## REQUEST
Reproduce exactly the lines from the line containing "Extract all the data from this chart as JSON." through the end of the records below, including both ends, and nothing else.

## Data entries for graphics
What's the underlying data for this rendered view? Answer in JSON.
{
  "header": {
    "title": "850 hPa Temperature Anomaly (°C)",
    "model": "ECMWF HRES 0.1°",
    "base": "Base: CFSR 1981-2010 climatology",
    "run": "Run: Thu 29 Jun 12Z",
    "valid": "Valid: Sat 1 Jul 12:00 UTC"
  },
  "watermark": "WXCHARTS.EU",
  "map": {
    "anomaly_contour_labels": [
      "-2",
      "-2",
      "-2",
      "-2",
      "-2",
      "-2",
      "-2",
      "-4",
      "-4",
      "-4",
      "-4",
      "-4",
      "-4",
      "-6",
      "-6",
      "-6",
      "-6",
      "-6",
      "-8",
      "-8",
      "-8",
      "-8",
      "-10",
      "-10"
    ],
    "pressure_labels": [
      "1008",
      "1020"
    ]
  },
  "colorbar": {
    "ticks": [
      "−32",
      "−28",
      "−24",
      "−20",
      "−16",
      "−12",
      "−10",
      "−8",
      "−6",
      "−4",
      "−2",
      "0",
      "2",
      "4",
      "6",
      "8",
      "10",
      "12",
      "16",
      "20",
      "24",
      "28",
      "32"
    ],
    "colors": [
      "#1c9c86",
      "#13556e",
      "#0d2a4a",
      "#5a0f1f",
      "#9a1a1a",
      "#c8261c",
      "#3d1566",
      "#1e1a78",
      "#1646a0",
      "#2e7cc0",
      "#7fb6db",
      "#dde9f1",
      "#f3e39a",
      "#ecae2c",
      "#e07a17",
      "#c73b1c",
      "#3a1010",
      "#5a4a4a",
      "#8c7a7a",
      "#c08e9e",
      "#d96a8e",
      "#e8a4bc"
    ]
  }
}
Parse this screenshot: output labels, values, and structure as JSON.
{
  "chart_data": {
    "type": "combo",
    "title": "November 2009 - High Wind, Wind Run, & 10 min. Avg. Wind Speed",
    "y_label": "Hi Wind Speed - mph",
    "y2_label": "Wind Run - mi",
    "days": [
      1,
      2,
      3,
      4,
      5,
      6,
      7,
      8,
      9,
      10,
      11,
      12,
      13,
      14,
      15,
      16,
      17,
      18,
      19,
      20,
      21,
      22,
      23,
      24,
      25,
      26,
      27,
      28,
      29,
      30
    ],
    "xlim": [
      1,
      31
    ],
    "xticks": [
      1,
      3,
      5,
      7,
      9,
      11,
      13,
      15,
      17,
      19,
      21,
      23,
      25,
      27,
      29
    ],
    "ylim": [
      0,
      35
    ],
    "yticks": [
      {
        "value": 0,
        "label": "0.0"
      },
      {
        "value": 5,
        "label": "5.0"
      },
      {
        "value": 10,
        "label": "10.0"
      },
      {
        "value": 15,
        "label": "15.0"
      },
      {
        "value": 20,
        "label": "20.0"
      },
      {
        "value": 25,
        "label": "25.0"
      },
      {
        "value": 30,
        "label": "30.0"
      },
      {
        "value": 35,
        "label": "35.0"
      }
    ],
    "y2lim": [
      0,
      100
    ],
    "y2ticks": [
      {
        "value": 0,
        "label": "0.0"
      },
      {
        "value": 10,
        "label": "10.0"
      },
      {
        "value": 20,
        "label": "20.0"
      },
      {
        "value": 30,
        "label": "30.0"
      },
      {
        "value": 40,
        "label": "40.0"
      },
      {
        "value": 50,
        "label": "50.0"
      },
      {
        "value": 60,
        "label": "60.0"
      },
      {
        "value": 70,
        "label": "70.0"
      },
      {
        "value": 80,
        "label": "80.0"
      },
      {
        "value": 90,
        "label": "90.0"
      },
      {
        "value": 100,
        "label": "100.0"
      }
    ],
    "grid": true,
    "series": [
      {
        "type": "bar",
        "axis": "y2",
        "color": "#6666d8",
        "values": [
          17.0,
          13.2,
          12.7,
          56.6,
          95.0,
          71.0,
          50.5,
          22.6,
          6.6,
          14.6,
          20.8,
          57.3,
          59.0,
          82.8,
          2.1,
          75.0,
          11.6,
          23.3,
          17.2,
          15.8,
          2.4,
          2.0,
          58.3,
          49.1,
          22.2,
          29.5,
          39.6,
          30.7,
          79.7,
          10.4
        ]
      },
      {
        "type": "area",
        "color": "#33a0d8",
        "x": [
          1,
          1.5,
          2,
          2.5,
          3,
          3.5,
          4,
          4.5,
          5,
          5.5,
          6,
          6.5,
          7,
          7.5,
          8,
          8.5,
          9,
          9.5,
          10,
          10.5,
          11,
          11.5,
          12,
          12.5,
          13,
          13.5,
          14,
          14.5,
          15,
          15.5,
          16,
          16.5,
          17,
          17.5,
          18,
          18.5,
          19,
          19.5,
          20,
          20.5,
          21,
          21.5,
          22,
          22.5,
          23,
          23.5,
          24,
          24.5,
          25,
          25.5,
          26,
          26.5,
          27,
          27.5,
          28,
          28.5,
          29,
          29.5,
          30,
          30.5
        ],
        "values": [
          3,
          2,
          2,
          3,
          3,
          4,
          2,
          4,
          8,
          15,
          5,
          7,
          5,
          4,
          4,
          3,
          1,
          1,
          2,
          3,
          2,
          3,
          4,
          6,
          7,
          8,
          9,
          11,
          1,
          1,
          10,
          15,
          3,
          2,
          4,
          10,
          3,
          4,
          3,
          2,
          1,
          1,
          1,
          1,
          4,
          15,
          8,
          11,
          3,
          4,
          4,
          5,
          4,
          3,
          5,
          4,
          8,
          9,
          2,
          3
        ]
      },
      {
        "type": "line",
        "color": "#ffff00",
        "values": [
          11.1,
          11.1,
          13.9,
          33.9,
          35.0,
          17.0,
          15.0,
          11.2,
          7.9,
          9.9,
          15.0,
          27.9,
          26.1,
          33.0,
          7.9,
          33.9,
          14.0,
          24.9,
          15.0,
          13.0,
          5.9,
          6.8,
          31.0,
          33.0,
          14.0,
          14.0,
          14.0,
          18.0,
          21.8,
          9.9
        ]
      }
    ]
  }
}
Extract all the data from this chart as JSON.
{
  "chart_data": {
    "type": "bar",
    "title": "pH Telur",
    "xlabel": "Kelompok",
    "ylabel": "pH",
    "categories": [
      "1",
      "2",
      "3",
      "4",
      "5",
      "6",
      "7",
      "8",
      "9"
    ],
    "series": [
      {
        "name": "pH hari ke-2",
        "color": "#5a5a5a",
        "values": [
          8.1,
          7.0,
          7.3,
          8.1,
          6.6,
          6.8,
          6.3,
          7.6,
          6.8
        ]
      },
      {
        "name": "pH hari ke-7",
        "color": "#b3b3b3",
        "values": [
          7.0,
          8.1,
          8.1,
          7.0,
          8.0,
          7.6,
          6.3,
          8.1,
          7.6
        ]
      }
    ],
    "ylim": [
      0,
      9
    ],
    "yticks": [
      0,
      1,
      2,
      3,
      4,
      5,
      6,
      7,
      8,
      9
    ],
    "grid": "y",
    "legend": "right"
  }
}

## CORRECT RESULT
Extract all the data from this chart as JSON.
{
  "chart_data": {
    "type": "bar",
    "title": "pH Telur",
    "xlabel": "Kelompok",
    "ylabel": "pH",
    "categories": [
      "1",
      "2",
      "3",
      "4",
      "5",
      "6",
      "7",
      "8",
      "9"
    ],
    "series": [
      {
        "name": "pH hari ke-2",
        "color": "#5a5a5a",
        "values": [
          8.1,
          7.0,
          7.3,
          8.1,
          6.6,
          6.8,
          6.3,
          7.6,
          6.8
        ]
      },
      {
        "name": "pH hari ke-7",
        "color": "#b3b3b3",
        "values": [
          7.0,
          8.1,
          8.1,
          7.0,
          8.0,
          7.6,
          6.3,
          8.1,
          7.6
        ]
      }
    ],
    "ylim": [
      0,
      9
    ],
    "yticks": [
      0,
      1,
      2,
      3,
      4,
      5,
      6,
      7,
      8,
      9
    ],
    "grid": "y",
    "legend": "right"
  }
}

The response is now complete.